WORK INSTRUCTIONS: Show all lines holding "JSON".

MATERIAL SUPPLIED:
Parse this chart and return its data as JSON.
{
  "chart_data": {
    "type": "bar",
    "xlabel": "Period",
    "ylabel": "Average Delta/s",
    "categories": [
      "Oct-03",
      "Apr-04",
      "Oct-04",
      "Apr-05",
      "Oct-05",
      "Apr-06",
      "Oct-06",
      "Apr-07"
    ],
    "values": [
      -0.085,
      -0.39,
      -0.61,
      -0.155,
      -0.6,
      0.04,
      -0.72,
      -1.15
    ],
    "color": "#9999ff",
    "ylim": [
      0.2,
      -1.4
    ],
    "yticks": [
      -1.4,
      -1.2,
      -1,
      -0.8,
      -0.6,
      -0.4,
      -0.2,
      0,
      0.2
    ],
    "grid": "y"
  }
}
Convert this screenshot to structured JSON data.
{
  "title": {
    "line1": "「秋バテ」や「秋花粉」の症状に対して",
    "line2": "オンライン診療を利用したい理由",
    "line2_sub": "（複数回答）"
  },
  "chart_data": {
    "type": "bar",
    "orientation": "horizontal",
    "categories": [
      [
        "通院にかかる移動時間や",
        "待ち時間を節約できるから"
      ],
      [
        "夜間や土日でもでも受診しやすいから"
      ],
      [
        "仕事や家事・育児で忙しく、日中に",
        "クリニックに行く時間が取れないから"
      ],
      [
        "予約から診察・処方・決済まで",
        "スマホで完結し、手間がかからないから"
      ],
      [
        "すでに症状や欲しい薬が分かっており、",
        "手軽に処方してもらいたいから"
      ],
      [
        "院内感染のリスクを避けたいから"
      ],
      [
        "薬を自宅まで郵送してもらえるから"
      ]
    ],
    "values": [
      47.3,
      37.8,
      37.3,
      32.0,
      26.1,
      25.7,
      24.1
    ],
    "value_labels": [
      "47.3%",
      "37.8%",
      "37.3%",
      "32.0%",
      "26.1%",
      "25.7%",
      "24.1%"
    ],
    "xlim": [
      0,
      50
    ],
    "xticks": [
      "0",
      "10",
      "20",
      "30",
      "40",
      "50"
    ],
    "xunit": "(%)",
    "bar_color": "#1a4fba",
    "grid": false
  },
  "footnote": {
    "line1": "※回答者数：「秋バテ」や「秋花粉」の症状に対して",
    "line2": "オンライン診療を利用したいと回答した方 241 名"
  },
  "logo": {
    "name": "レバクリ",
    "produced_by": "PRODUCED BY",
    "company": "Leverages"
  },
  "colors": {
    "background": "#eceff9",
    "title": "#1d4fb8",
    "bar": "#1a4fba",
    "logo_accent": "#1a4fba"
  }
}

RESPONSE TO THIS TASK:
Parse this chart and return its data as JSON.
Convert this screenshot to structured JSON data.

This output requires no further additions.